* begin Supplied records *

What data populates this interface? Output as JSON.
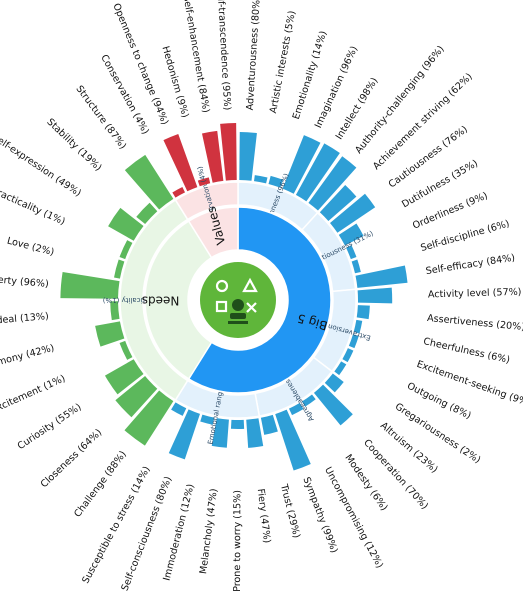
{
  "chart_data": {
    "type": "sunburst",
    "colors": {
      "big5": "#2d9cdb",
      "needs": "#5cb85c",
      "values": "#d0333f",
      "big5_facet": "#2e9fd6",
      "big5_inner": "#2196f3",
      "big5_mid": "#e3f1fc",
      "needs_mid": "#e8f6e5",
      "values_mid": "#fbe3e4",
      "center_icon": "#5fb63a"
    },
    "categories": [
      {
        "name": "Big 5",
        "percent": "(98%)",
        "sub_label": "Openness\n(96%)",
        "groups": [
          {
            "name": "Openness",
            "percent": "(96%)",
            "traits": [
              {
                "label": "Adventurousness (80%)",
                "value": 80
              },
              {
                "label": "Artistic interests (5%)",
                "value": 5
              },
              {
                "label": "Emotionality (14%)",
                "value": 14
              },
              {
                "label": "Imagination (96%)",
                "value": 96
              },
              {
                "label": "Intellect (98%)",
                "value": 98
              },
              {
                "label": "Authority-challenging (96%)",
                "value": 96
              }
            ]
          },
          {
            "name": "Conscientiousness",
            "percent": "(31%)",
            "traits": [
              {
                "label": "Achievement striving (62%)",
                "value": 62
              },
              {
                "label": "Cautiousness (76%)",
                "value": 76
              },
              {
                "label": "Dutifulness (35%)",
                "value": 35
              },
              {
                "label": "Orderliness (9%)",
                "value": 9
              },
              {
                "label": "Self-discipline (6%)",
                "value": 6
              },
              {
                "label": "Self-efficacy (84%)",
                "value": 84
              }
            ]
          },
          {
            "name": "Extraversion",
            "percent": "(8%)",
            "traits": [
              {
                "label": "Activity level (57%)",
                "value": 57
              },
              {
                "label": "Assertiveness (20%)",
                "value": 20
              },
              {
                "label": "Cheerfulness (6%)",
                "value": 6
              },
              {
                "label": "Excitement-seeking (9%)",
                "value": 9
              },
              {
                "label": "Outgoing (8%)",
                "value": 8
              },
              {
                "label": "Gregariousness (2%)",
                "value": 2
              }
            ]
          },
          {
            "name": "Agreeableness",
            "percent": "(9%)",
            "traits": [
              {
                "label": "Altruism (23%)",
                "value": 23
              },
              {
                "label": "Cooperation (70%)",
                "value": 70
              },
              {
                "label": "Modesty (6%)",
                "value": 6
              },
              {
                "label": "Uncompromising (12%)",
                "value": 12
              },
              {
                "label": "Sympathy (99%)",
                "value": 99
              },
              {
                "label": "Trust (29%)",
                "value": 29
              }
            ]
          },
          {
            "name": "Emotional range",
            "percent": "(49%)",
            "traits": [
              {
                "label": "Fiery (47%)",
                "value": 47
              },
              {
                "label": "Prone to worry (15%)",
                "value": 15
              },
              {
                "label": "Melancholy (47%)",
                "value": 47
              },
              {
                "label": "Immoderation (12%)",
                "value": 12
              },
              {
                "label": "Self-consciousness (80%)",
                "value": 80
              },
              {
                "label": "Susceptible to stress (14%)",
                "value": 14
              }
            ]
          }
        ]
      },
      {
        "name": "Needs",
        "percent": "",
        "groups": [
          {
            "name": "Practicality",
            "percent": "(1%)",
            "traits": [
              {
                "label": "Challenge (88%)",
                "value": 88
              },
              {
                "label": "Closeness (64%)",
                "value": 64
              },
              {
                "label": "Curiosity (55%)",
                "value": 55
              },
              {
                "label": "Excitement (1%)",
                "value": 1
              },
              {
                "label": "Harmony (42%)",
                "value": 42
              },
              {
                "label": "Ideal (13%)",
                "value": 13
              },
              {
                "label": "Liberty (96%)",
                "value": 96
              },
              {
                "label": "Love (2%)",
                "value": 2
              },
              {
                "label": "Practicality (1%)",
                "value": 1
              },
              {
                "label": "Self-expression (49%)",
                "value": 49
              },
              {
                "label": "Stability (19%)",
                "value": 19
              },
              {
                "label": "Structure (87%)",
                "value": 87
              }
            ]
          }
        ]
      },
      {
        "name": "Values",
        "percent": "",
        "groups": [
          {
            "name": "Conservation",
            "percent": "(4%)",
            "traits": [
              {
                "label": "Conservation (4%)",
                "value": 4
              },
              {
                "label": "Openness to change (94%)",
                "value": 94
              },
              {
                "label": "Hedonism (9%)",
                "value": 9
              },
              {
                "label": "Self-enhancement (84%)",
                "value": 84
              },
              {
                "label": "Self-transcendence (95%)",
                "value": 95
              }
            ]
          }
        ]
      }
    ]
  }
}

* end Supplied records *

_Task goal_
Set every line down exactly as written, leaving each picture out.

_The result_
What data populates this interface? Output as JSON.
{
  "chart_data": {
    "type": "sunburst",
    "colors": {
      "big5": "#2d9cdb",
      "needs": "#5cb85c",
      "values": "#d0333f",
      "big5_facet": "#2e9fd6",
      "big5_inner": "#2196f3",
      "big5_mid": "#e3f1fc",
      "needs_mid": "#e8f6e5",
      "values_mid": "#fbe3e4",
      "center_icon": "#5fb63a"
    },
    "categories": [
      {
        "name": "Big 5",
        "percent": "(98%)",
        "sub_label": "Openness\n(96%)",
        "groups": [
          {
            "name": "Openness",
            "percent": "(96%)",
            "traits": [
              {
                "label": "Adventurousness (80%)",
                "value": 80
              },
              {
                "label": "Artistic interests (5%)",
                "value": 5
              },
              {
                "label": "Emotionality (14%)",
                "value": 14
              },
              {
                "label": "Imagination (96%)",
                "value": 96
              },
              {
                "label": "Intellect (98%)",
                "value": 98
              },
              {
                "label": "Authority-challenging (96%)",
                "value": 96
              }
            ]
          },
          {
            "name": "Conscientiousness",
            "percent": "(31%)",
            "traits": [
              {
                "label": "Achievement striving (62%)",
                "value": 62
              },
              {
                "label": "Cautiousness (76%)",
                "value": 76
              },
              {
                "label": "Dutifulness (35%)",
                "value": 35
              },
              {
                "label": "Orderliness (9%)",
                "value": 9
              },
              {
                "label": "Self-discipline (6%)",
                "value": 6
              },
              {
                "label": "Self-efficacy (84%)",
                "value": 84
              }
            ]
          },
          {
            "name": "Extraversion",
            "percent": "(8%)",
            "traits": [
              {
                "label": "Activity level (57%)",
                "value": 57
              },
              {
                "label": "Assertiveness (20%)",
                "value": 20
              },
              {
                "label": "Cheerfulness (6%)",
                "value": 6
              },
              {
                "label": "Excitement-seeking (9%)",
                "value": 9
              },
              {
                "label": "Outgoing (8%)",
                "value": 8
              },
              {
                "label": "Gregariousness (2%)",
                "value": 2
              }
            ]
          },
          {
            "name": "Agreeableness",
            "percent": "(9%)",
            "traits": [
              {
                "label": "Altruism (23%)",
                "value": 23
              },
              {
                "label": "Cooperation (70%)",
                "value": 70
              },
              {
                "label": "Modesty (6%)",
                "value": 6
              },
              {
                "label": "Uncompromising (12%)",
                "value": 12
              },
              {
                "label": "Sympathy (99%)",
                "value": 99
              },
              {
                "label": "Trust (29%)",
                "value": 29
              }
            ]
          },
          {
            "name": "Emotional range",
            "percent": "(49%)",
            "traits": [
              {
                "label": "Fiery (47%)",
                "value": 47
              },
              {
                "label": "Prone to worry (15%)",
                "value": 15
              },
              {
                "label": "Melancholy (47%)",
                "value": 47
              },
              {
                "label": "Immoderation (12%)",
                "value": 12
              },
              {
                "label": "Self-consciousness (80%)",
                "value": 80
              },
              {
                "label": "Susceptible to stress (14%)",
                "value": 14
              }
            ]
          }
        ]
      },
      {
        "name": "Needs",
        "percent": "",
        "groups": [
          {
            "name": "Practicality",
            "percent": "(1%)",
            "traits": [
              {
                "label": "Challenge (88%)",
                "value": 88
              },
              {
                "label": "Closeness (64%)",
                "value": 64
              },
              {
                "label": "Curiosity (55%)",
                "value": 55
              },
              {
                "label": "Excitement (1%)",
                "value": 1
              },
              {
                "label": "Harmony (42%)",
                "value": 42
              },
              {
                "label": "Ideal (13%)",
                "value": 13
              },
              {
                "label": "Liberty (96%)",
                "value": 96
              },
              {
                "label": "Love (2%)",
                "value": 2
              },
              {
                "label": "Practicality (1%)",
                "value": 1
              },
              {
                "label": "Self-expression (49%)",
                "value": 49
              },
              {
                "label": "Stability (19%)",
                "value": 19
              },
              {
                "label": "Structure (87%)",
                "value": 87
              }
            ]
          }
        ]
      },
      {
        "name": "Values",
        "percent": "",
        "groups": [
          {
            "name": "Conservation",
            "percent": "(4%)",
            "traits": [
              {
                "label": "Conservation (4%)",
                "value": 4
              },
              {
                "label": "Openness to change (94%)",
                "value": 94
              },
              {
                "label": "Hedonism (9%)",
                "value": 9
              },
              {
                "label": "Self-enhancement (84%)",
                "value": 84
              },
              {
                "label": "Self-transcendence (95%)",
                "value": 95
              }
            ]
          }
        ]
      }
    ]
  }
}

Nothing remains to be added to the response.